▸ Extracts from a graphics dataset
— BEGIN —

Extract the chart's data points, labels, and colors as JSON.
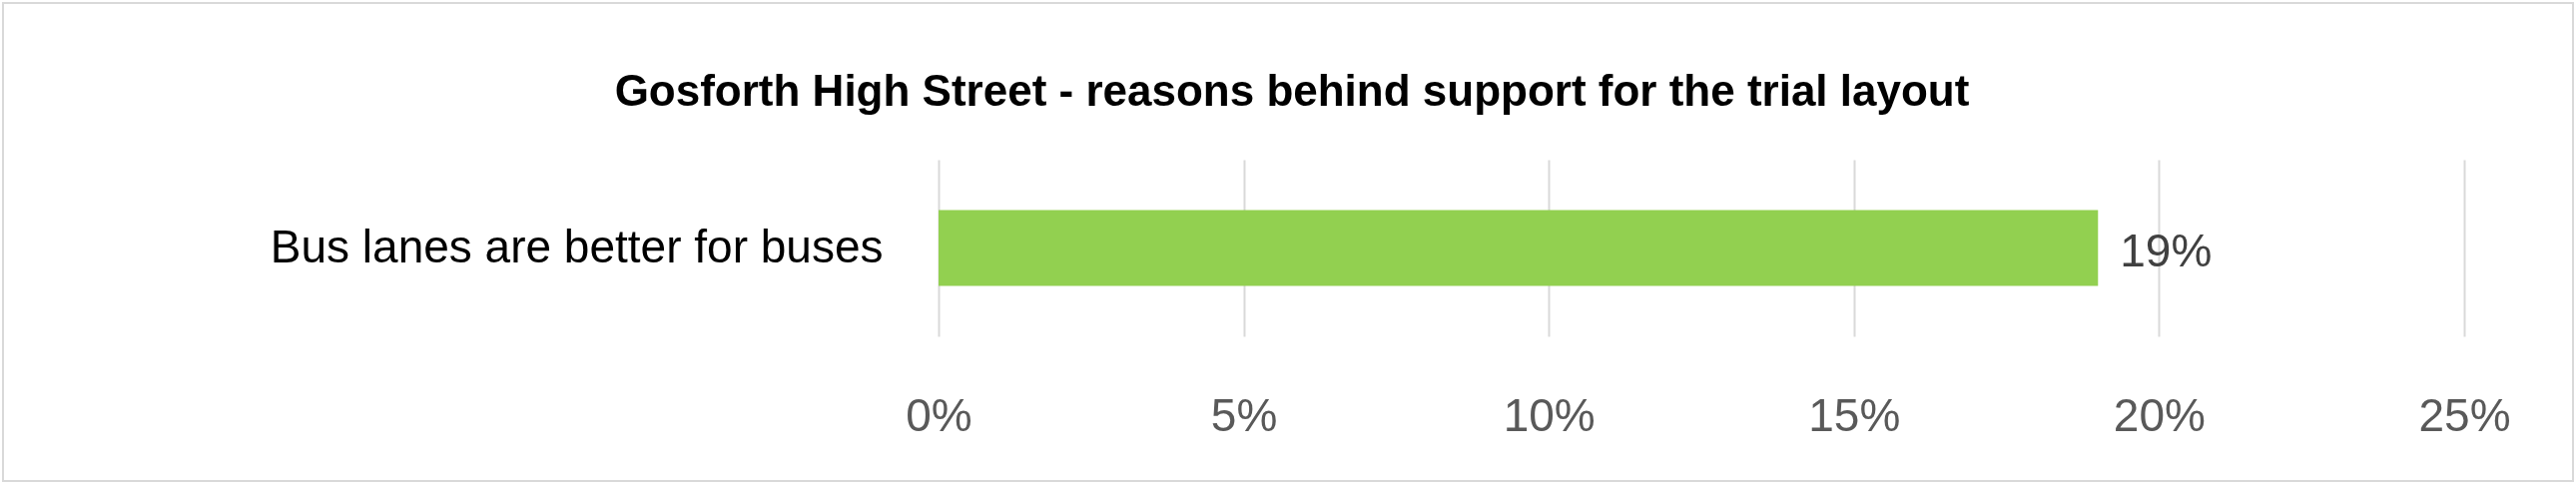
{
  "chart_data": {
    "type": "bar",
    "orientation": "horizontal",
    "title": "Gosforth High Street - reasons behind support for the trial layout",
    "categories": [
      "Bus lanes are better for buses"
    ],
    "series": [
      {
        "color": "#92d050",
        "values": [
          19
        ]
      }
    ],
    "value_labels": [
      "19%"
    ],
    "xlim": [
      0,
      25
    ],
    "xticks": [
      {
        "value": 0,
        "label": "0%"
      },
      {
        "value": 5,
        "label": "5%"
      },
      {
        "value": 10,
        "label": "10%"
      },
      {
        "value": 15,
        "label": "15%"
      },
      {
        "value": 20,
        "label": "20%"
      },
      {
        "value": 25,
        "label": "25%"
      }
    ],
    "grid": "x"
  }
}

— END —

In your copy of the listing above, reproduce each line exactly and omit all pictures.

▸ FINISHED ANSWER
Extract the chart's data points, labels, and colors as JSON.
{
  "chart_data": {
    "type": "bar",
    "orientation": "horizontal",
    "title": "Gosforth High Street - reasons behind support for the trial layout",
    "categories": [
      "Bus lanes are better for buses"
    ],
    "series": [
      {
        "color": "#92d050",
        "values": [
          19
        ]
      }
    ],
    "value_labels": [
      "19%"
    ],
    "xlim": [
      0,
      25
    ],
    "xticks": [
      {
        "value": 0,
        "label": "0%"
      },
      {
        "value": 5,
        "label": "5%"
      },
      {
        "value": 10,
        "label": "10%"
      },
      {
        "value": 15,
        "label": "15%"
      },
      {
        "value": 20,
        "label": "20%"
      },
      {
        "value": 25,
        "label": "25%"
      }
    ],
    "grid": "x"
  }
}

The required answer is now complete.